Set problem: Find the lines containing the word "relative" and copy every one of them.

Dataset entries:
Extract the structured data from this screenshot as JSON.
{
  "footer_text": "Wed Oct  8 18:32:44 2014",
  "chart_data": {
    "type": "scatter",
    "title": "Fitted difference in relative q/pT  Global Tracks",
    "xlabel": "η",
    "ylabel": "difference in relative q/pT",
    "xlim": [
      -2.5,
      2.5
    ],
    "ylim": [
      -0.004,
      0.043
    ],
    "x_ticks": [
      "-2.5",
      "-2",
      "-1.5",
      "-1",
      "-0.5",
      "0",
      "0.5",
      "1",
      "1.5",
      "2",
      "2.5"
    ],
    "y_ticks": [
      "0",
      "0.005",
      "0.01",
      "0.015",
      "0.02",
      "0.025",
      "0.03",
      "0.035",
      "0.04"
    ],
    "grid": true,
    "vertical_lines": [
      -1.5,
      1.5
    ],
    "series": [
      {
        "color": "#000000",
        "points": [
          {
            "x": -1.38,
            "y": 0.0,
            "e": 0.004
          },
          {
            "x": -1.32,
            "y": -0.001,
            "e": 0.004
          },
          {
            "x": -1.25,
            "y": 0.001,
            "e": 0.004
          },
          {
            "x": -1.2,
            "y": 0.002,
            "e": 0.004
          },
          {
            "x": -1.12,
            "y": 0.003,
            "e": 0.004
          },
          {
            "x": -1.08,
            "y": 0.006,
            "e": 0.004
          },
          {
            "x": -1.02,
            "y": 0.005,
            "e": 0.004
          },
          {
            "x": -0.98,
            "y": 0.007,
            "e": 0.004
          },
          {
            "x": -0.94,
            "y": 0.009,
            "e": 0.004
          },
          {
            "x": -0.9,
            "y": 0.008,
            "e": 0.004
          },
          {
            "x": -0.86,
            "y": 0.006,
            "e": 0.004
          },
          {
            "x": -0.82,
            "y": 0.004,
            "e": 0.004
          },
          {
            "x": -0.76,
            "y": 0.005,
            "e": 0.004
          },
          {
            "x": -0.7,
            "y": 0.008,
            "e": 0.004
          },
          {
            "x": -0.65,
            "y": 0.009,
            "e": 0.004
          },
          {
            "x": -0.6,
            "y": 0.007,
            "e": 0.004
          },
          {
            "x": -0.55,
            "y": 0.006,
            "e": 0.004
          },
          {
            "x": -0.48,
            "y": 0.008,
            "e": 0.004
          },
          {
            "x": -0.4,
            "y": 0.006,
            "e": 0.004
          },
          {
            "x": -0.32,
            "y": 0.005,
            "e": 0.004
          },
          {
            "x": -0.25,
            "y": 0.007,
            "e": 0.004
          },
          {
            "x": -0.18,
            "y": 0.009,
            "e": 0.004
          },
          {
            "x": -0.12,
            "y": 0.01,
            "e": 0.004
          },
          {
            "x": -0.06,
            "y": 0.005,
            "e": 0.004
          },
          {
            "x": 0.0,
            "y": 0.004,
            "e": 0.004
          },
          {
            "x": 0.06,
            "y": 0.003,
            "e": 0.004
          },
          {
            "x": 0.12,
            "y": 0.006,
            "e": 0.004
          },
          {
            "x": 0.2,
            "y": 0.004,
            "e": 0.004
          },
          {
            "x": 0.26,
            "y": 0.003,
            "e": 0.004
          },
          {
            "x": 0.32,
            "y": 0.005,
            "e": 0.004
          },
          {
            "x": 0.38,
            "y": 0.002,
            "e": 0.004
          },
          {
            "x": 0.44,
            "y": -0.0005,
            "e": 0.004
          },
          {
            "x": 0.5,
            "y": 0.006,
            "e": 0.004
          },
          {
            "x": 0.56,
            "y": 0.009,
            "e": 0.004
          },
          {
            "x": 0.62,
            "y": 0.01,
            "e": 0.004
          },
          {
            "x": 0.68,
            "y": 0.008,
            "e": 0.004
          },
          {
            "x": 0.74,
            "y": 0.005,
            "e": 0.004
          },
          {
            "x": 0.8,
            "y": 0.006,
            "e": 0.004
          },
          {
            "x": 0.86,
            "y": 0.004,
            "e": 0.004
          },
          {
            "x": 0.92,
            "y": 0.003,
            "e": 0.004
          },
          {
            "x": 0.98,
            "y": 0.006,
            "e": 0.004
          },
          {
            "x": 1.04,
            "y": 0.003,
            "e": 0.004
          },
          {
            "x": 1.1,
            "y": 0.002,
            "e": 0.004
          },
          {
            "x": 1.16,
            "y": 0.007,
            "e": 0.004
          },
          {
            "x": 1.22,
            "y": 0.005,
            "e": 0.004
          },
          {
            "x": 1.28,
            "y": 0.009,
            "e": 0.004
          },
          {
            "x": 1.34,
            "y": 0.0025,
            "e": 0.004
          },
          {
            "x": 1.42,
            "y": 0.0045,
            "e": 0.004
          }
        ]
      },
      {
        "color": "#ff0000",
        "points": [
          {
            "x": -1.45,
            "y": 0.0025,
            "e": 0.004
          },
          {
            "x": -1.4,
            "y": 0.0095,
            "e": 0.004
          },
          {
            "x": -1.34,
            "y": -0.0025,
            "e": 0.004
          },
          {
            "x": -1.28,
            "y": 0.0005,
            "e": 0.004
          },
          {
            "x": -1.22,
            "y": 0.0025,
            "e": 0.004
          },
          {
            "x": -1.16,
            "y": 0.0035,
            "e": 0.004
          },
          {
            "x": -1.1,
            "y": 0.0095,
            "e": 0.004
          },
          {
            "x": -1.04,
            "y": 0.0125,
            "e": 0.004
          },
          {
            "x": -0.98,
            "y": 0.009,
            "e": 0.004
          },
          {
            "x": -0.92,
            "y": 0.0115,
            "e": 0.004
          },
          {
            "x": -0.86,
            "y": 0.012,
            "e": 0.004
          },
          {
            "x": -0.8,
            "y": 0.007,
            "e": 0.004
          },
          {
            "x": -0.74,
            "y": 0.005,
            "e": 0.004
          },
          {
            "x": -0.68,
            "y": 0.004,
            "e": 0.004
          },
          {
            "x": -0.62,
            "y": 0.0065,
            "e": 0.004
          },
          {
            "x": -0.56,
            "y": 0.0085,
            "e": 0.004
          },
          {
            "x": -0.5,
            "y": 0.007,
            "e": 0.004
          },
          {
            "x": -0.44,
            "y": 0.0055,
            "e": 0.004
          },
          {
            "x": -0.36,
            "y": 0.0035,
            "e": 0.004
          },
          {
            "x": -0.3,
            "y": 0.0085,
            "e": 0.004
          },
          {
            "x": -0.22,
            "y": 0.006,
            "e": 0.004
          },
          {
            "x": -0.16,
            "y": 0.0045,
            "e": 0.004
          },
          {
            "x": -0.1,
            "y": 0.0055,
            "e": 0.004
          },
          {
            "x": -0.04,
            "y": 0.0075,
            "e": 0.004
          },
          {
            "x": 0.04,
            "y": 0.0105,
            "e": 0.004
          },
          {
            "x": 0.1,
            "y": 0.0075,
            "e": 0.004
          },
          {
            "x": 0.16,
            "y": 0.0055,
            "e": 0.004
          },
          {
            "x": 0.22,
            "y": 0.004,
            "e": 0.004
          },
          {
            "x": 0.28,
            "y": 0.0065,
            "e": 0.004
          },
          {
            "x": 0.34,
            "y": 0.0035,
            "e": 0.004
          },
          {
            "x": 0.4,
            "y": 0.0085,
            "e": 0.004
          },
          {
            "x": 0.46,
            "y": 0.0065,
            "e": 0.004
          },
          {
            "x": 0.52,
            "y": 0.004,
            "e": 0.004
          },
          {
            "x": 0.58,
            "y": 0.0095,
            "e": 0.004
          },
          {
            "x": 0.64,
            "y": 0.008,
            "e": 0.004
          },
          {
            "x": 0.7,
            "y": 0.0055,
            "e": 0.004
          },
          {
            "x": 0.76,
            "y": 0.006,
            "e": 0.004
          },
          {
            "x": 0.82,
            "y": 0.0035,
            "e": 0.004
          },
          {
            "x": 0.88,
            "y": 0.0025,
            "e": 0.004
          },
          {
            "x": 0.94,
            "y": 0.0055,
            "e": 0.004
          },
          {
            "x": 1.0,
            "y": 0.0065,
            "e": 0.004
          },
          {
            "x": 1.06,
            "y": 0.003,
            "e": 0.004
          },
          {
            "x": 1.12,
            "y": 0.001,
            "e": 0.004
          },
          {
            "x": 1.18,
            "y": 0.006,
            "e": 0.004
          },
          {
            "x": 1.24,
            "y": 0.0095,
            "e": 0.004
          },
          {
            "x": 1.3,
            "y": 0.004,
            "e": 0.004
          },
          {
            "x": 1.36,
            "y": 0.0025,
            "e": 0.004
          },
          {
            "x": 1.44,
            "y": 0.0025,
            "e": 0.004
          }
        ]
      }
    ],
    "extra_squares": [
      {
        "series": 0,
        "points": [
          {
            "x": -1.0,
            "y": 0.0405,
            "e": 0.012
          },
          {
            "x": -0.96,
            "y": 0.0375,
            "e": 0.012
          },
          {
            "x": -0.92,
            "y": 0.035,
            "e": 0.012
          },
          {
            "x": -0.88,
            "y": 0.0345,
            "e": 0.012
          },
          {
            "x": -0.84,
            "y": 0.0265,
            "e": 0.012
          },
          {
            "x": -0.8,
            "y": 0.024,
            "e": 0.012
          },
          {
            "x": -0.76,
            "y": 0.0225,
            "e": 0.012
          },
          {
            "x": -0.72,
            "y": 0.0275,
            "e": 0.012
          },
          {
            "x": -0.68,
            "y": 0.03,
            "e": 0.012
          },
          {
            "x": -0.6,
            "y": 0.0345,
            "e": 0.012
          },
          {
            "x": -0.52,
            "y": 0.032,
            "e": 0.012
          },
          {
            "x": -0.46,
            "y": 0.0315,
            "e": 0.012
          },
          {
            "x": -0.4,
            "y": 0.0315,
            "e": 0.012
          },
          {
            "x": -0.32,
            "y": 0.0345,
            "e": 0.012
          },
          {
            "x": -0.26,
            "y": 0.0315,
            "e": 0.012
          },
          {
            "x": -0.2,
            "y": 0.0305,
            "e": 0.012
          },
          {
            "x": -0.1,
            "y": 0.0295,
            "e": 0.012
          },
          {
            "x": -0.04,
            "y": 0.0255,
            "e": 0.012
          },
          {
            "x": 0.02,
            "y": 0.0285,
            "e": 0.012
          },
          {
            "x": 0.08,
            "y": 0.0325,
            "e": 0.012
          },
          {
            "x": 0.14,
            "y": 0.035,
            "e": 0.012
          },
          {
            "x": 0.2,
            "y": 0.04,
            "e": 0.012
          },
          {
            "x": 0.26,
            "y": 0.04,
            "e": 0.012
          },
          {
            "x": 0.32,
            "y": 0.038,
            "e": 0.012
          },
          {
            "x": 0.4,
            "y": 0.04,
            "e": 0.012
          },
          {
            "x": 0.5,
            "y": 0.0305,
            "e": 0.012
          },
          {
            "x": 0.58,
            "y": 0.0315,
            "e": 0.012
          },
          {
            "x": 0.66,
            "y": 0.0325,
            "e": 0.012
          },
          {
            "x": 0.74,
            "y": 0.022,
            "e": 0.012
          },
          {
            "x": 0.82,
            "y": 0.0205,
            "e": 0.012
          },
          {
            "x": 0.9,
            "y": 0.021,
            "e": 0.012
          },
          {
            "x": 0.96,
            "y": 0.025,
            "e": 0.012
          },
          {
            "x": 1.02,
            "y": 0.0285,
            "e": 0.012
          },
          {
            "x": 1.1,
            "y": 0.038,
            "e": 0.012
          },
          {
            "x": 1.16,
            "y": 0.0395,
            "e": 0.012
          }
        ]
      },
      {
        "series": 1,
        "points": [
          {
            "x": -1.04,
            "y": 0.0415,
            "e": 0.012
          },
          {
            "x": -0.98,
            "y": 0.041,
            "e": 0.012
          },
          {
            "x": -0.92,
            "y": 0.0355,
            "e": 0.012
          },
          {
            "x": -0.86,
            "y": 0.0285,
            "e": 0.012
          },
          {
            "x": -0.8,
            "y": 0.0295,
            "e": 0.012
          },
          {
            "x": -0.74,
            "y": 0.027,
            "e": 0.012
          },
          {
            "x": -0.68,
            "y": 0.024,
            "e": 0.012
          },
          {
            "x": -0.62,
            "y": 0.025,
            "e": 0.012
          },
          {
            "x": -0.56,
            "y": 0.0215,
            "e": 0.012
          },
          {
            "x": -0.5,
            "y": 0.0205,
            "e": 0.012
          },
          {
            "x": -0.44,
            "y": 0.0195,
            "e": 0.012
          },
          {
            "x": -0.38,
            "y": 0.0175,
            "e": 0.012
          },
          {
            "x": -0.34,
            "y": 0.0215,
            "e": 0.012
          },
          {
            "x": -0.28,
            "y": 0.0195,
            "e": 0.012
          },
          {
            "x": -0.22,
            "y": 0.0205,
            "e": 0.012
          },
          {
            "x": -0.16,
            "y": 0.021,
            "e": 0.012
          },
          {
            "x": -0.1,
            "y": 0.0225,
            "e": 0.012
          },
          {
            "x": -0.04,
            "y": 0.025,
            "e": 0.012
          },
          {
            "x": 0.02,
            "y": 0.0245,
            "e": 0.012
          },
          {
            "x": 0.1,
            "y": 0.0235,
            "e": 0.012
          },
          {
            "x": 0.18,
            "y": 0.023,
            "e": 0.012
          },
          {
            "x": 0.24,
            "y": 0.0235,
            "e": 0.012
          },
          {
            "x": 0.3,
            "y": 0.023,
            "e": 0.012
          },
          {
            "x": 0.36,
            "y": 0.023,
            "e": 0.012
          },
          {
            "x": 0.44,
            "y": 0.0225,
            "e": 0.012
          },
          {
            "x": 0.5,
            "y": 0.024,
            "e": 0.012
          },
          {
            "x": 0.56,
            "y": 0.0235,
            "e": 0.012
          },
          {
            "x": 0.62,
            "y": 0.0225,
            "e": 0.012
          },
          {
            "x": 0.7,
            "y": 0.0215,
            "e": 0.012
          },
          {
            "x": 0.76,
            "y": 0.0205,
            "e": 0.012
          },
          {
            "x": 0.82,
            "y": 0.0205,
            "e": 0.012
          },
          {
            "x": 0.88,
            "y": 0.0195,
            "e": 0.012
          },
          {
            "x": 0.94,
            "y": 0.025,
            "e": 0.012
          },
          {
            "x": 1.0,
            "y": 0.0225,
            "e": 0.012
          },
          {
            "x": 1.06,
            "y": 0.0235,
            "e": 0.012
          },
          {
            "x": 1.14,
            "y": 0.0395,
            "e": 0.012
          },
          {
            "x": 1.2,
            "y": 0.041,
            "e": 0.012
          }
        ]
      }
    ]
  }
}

Answer for the task:
    "title": "Fitted difference in relative q/pT  Global Tracks",
    "ylabel": "difference in relative q/pT",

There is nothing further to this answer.